(Dataset listings of figures)
-- Start --

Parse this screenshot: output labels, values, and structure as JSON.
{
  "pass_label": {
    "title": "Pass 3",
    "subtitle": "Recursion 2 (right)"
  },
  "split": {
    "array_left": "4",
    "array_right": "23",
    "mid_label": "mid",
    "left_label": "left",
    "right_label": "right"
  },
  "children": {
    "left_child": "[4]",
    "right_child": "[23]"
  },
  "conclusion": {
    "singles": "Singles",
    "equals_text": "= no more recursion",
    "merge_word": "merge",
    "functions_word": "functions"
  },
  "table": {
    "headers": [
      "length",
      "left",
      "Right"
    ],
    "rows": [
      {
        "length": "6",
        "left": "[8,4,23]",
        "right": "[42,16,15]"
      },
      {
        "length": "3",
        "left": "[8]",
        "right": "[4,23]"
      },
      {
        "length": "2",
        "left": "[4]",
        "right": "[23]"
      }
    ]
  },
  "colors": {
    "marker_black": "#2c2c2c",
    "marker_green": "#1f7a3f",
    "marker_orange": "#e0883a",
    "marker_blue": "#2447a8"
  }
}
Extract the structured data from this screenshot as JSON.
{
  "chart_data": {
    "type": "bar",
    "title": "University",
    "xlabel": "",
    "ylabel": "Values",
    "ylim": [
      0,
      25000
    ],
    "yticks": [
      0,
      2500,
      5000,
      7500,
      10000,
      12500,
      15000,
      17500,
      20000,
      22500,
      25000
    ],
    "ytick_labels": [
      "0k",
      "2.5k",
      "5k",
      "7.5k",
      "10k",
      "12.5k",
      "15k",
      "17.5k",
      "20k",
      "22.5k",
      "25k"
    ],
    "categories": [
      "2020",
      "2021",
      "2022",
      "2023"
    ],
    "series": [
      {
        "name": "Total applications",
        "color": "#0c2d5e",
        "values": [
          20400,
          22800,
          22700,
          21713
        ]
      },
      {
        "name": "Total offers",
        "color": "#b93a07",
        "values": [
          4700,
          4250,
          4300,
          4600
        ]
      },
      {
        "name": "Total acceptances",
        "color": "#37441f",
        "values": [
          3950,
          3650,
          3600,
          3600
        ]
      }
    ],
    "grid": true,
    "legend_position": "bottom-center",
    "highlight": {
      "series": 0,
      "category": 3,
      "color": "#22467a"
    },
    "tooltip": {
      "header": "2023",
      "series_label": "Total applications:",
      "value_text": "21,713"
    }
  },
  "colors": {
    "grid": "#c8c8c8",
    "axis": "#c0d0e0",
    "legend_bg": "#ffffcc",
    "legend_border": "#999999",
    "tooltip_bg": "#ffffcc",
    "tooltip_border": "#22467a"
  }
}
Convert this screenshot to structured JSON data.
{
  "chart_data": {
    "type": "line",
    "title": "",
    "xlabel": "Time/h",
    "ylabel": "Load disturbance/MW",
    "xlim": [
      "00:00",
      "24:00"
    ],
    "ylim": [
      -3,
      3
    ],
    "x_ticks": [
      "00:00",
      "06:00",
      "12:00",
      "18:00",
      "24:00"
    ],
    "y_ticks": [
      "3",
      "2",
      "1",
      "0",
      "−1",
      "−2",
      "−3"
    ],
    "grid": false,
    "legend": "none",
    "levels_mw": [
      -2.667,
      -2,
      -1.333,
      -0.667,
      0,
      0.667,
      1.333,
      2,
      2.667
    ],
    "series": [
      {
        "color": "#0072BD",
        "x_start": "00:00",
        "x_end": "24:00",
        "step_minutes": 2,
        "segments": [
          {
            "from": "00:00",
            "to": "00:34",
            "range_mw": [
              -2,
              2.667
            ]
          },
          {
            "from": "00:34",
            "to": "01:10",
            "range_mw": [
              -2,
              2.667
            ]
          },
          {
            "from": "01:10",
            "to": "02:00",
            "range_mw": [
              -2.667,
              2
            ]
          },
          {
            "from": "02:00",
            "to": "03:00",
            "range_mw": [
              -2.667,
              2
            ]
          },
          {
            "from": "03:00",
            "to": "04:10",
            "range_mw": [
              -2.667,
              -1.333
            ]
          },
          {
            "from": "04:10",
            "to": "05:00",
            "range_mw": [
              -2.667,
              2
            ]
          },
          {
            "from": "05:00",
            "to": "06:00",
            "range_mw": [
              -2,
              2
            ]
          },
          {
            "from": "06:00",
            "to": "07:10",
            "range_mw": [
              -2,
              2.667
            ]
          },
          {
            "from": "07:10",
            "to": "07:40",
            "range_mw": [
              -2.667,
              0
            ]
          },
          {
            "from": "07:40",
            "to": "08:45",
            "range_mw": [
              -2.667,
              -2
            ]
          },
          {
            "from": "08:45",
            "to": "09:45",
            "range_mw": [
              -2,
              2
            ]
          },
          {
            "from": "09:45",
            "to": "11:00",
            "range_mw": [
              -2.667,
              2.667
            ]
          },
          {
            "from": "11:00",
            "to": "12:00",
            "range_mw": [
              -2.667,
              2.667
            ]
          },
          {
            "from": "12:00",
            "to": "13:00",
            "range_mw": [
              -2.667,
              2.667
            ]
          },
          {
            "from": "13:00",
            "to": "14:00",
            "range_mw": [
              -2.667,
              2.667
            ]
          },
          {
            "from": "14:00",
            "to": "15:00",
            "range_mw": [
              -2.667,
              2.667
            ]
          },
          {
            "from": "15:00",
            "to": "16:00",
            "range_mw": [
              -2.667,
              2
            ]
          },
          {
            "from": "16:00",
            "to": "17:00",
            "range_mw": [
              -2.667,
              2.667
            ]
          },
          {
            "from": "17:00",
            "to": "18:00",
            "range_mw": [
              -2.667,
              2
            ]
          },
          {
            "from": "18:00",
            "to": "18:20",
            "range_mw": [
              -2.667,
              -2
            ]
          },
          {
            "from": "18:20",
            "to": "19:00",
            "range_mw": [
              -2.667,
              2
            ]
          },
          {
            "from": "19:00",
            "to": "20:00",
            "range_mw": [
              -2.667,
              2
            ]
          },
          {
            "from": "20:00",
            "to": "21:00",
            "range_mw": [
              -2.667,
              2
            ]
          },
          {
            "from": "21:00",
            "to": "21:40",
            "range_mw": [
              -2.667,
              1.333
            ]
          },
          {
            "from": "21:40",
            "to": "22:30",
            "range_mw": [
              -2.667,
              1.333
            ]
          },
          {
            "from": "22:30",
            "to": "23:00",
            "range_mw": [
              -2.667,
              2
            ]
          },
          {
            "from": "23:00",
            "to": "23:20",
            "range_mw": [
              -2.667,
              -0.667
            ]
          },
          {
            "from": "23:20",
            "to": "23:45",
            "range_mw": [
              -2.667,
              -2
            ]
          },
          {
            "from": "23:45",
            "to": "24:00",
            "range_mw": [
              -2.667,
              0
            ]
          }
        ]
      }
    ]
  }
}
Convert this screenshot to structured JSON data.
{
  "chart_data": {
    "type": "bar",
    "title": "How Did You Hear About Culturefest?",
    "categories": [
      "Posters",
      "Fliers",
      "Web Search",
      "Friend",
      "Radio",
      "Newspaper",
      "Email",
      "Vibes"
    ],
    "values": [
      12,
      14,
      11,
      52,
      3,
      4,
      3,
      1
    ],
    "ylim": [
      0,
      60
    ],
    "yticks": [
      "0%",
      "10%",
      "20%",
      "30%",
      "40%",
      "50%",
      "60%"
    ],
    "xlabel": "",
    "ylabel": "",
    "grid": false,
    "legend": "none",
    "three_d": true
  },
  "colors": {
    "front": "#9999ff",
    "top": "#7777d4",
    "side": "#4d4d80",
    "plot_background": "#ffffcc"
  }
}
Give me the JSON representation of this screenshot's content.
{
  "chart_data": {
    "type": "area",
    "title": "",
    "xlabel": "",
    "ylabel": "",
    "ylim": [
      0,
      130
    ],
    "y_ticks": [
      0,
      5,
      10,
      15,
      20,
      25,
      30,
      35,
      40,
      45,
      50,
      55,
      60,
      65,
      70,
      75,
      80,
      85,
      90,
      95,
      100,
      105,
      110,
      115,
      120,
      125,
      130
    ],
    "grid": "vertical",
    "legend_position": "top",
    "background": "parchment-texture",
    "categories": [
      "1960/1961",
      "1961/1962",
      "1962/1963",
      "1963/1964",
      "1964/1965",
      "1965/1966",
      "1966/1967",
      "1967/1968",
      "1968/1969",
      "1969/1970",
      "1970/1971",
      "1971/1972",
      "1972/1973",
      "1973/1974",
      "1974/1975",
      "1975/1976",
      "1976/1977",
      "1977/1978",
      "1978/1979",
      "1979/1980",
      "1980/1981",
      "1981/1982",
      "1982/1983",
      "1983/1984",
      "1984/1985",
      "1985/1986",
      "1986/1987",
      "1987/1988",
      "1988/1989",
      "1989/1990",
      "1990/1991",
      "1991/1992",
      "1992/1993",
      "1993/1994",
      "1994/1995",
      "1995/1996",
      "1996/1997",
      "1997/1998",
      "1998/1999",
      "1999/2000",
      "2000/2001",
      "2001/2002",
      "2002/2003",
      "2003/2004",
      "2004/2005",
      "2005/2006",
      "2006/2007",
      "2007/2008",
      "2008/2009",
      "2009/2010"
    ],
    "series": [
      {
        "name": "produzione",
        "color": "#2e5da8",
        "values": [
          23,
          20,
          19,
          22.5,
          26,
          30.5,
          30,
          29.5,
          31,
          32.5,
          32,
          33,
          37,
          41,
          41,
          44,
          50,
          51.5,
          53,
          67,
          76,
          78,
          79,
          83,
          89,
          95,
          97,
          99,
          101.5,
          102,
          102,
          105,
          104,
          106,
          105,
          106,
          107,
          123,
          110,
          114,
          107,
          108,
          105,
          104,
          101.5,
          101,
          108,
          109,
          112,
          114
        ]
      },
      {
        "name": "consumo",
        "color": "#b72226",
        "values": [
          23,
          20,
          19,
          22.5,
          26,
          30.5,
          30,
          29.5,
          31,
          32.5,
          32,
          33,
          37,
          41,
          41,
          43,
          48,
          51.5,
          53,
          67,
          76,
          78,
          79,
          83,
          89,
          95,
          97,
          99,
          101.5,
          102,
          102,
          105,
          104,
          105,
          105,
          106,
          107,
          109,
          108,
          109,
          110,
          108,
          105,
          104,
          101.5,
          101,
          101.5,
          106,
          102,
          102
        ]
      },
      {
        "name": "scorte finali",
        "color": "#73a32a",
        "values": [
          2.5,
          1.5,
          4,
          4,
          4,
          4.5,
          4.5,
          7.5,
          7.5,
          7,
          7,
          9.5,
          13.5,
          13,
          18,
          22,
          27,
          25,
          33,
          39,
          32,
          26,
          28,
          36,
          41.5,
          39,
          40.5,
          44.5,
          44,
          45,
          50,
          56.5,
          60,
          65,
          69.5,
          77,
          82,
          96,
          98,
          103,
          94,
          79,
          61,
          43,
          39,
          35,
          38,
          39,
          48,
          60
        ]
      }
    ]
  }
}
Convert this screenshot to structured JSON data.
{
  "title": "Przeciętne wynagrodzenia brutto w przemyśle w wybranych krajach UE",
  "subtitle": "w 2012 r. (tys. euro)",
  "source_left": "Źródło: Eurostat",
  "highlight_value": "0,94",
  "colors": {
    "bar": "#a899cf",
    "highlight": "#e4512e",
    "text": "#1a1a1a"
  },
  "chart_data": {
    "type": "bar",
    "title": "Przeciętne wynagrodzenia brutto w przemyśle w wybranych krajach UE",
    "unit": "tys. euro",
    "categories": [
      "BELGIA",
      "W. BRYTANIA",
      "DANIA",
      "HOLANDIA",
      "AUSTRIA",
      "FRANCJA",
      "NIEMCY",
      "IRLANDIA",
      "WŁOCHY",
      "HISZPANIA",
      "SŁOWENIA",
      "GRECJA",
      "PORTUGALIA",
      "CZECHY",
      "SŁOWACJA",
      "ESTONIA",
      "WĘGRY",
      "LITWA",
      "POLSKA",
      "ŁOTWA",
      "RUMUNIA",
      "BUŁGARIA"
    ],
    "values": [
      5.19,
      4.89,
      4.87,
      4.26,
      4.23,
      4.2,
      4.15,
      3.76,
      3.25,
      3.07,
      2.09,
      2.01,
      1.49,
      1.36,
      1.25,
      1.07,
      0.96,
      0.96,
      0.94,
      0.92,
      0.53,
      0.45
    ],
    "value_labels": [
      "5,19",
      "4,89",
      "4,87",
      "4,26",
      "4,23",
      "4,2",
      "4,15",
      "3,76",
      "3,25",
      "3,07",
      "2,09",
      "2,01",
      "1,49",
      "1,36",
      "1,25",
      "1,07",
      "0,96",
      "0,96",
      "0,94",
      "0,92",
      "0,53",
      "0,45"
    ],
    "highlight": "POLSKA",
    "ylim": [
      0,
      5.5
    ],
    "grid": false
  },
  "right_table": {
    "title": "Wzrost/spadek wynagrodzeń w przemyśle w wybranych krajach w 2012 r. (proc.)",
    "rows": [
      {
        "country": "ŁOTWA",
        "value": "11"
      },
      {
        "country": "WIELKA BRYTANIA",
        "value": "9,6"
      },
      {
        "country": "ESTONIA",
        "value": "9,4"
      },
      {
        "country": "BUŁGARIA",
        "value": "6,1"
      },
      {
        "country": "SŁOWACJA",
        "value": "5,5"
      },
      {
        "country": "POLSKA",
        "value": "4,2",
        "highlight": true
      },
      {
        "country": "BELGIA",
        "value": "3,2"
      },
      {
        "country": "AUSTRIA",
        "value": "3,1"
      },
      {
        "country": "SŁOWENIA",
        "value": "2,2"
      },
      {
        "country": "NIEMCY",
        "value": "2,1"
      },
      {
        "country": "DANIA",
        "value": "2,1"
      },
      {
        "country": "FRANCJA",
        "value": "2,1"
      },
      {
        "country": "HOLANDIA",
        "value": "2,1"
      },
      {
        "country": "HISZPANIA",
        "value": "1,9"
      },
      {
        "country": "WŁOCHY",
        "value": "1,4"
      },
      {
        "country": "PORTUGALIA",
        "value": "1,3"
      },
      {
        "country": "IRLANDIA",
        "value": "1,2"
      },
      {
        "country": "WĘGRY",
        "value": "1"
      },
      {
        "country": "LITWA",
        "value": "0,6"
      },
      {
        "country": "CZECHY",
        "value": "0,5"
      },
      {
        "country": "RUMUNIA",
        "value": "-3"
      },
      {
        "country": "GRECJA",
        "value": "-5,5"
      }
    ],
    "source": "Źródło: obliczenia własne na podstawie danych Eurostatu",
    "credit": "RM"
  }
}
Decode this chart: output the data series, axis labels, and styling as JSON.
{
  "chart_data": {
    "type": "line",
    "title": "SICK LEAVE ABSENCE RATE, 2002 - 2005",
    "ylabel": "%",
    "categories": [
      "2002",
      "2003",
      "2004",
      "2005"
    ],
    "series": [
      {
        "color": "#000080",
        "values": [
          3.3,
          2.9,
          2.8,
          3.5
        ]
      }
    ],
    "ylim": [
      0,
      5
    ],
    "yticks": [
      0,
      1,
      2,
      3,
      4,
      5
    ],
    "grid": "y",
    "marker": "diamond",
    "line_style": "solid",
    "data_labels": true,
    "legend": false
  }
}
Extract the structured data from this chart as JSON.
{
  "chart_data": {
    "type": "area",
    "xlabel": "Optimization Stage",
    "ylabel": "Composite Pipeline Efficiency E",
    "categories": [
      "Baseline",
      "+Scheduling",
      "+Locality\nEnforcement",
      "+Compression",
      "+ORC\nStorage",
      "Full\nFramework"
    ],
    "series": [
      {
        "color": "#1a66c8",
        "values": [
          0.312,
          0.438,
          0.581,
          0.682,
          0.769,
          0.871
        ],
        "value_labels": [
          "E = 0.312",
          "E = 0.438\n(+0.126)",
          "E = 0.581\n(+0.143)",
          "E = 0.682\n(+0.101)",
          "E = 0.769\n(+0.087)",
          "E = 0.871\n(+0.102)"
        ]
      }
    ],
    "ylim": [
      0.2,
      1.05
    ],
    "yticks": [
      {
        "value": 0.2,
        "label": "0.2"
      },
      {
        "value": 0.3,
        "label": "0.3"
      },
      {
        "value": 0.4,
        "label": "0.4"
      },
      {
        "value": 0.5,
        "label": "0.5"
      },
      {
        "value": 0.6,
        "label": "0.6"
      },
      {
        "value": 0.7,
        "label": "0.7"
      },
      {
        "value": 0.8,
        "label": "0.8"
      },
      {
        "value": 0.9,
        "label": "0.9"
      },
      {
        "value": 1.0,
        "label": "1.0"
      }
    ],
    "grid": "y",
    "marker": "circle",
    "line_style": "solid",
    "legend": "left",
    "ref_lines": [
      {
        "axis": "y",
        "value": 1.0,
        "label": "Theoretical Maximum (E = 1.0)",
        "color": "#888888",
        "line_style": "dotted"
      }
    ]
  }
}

-- End --

__To do__:
Display every line of the listing that contains the string "ylabel".

__Reply to the exercise__:
    "ylabel": "Values",
    "ylabel": "Load disturbance/MW",
    "ylabel": "",
    "ylabel": "",
    "ylabel": "%",
    "ylabel": "Composite Pipeline Efficiency E",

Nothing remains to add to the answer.